— Work to be completed —
The records that follow need to be output exactly as they are.

— Records —

* * *

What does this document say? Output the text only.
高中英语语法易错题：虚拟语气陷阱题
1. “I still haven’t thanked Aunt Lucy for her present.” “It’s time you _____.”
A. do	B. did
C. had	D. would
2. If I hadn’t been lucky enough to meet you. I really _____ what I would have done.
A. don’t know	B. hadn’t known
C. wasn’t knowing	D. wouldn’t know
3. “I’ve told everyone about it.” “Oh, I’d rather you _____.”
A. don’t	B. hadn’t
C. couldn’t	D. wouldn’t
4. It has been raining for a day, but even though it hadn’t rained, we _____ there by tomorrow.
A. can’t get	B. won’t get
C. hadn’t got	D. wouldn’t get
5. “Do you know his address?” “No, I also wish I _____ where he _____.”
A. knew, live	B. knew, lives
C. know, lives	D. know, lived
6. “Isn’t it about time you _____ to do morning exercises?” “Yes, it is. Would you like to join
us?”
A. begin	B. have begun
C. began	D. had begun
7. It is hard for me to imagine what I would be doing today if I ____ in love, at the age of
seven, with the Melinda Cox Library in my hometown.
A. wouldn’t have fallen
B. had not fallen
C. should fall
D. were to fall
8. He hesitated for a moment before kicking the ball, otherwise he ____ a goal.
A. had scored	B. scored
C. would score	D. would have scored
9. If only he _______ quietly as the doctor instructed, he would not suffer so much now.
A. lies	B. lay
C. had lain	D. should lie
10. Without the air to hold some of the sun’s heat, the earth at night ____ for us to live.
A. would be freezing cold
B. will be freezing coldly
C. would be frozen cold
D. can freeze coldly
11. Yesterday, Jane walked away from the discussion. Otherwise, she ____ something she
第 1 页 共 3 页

* * *

— Task solution —
What does this document say? Output the text only.
高中英语语法易错题：虚拟语气陷阱题
1. “I still haven’t thanked Aunt Lucy for her present.” “It’s time you _____.”
A. do	B. did
C. had	D. would
2. If I hadn’t been lucky enough to meet you. I really _____ what I would have done.
A. don’t know	B. hadn’t known
C. wasn’t knowing	D. wouldn’t know
3. “I’ve told everyone about it.” “Oh, I’d rather you _____.”
A. don’t	B. hadn’t
C. couldn’t	D. wouldn’t
4. It has been raining for a day, but even though it hadn’t rained, we _____ there by tomorrow.
A. can’t get	B. won’t get
C. hadn’t got	D. wouldn’t get
5. “Do you know his address?” “No, I also wish I _____ where he _____.”
A. knew, live	B. knew, lives
C. know, lives	D. know, lived
6. “Isn’t it about time you _____ to do morning exercises?” “Yes, it is. Would you like to join
us?”
A. begin	B. have begun
C. began	D. had begun
7. It is hard for me to imagine what I would be doing today if I ____ in love, at the age of
seven, with the Melinda Cox Library in my hometown.
A. wouldn’t have fallen
B. had not fallen
C. should fall
D. were to fall
8. He hesitated for a moment before kicking the ball, otherwise he ____ a goal.
A. had scored	B. scored
C. would score	D. would have scored
9. If only he _______ quietly as the doctor instructed, he would not suffer so much now.
A. lies	B. lay
C. had lain	D. should lie
10. Without the air to hold some of the sun’s heat, the earth at night ____ for us to live.
A. would be freezing cold
B. will be freezing coldly
C. would be frozen cold
D. can freeze coldly
11. Yesterday, Jane walked away from the discussion. Otherwise, she ____ something she
第 1 页 共 3 页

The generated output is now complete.